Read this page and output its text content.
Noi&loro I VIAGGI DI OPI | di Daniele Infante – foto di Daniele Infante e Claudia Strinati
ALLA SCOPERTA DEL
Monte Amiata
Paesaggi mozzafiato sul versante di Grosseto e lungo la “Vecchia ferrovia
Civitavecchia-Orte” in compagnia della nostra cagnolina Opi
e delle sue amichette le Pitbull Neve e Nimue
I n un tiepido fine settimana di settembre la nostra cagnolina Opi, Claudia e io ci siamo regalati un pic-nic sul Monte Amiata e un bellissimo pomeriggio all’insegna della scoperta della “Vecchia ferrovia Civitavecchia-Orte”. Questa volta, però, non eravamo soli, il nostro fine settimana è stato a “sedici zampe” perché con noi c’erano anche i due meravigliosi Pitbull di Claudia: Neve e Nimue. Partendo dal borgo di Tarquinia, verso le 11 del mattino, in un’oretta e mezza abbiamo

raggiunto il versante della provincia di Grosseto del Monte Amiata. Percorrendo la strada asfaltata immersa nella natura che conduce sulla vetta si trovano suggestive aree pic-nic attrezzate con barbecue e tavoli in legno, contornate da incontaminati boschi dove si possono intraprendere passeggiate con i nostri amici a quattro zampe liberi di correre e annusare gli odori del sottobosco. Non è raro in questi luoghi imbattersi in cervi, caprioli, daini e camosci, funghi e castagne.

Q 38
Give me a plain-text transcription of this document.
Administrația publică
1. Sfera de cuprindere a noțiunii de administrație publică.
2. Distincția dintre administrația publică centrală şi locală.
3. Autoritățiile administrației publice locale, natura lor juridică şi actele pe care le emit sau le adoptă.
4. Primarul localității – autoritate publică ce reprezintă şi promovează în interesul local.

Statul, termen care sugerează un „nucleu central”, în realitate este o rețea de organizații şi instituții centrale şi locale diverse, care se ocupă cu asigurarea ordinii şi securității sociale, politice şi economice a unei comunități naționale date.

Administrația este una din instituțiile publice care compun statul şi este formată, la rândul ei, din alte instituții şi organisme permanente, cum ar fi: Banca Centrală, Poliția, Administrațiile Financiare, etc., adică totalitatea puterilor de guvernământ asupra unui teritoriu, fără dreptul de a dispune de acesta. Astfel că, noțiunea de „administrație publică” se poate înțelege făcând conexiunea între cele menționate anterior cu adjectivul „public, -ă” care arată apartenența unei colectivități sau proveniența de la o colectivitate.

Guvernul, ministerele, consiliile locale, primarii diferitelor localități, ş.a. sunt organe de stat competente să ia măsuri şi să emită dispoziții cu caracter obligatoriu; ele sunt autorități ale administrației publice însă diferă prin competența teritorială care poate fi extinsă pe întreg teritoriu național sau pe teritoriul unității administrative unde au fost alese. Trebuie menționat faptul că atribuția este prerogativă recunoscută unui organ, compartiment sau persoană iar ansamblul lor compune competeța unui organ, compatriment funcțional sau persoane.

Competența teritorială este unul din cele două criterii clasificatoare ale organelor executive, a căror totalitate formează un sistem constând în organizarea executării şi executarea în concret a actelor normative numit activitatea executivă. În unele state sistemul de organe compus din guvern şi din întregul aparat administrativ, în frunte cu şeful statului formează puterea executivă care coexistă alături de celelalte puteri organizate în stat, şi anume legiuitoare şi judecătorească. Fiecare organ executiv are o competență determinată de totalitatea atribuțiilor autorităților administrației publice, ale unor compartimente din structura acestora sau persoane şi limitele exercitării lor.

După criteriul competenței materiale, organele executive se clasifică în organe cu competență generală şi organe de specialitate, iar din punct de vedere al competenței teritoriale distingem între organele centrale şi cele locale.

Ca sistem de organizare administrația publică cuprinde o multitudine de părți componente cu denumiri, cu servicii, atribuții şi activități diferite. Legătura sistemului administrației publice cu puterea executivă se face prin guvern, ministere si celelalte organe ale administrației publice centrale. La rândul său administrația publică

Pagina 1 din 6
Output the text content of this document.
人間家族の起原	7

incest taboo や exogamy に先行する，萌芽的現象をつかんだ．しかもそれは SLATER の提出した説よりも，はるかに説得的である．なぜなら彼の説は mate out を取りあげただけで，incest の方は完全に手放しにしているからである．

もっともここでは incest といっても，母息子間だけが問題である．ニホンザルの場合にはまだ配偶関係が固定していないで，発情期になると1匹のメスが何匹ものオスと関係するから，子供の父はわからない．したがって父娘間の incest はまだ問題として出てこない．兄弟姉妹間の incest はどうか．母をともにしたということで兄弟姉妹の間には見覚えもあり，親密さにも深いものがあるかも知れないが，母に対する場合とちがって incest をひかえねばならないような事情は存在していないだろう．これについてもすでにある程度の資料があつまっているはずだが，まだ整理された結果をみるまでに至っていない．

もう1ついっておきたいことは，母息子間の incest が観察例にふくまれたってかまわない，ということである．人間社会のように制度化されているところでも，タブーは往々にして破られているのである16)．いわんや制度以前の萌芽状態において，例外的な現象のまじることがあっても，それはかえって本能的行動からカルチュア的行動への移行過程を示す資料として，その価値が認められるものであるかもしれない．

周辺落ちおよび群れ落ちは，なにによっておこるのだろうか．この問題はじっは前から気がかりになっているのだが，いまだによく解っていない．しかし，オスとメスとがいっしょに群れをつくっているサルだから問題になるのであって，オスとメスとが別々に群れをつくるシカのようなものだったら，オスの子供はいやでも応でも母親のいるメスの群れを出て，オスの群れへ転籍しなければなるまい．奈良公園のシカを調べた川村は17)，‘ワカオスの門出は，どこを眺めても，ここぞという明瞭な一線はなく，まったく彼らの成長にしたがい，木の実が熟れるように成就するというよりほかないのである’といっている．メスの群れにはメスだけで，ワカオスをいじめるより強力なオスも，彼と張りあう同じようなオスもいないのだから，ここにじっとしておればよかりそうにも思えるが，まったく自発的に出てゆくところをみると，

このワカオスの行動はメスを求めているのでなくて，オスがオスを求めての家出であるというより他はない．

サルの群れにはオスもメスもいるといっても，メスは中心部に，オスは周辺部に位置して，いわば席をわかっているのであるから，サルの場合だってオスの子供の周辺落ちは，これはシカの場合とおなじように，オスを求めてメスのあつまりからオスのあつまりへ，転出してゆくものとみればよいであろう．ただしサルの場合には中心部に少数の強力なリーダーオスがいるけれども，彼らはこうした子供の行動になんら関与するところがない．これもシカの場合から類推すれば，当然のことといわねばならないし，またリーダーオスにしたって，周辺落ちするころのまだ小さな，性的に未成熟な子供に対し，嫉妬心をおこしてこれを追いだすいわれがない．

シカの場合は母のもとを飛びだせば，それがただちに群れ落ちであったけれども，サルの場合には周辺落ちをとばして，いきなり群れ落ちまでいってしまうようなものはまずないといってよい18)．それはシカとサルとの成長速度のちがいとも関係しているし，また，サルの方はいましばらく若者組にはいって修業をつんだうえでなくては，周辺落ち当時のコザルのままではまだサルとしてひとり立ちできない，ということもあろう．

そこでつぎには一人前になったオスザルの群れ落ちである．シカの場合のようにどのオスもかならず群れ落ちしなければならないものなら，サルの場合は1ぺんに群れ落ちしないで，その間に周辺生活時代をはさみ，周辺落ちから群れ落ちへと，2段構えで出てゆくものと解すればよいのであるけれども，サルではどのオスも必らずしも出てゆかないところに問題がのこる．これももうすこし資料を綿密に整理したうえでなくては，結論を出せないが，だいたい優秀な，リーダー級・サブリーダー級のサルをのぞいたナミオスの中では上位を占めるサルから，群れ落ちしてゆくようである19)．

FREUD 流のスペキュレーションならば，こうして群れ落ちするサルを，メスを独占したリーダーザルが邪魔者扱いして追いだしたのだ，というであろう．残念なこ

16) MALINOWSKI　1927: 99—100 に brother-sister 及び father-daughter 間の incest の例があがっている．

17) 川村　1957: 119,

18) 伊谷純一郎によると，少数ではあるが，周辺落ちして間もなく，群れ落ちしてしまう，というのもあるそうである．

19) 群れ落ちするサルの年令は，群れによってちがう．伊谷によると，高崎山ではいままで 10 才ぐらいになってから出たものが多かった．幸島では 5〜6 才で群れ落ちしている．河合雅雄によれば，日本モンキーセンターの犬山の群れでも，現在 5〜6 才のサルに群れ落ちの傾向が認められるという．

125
◆ ◆ ◆ ◆
### Exercise goal
Count the lines of the material that include the word "text", then report only the total.

### Output below
3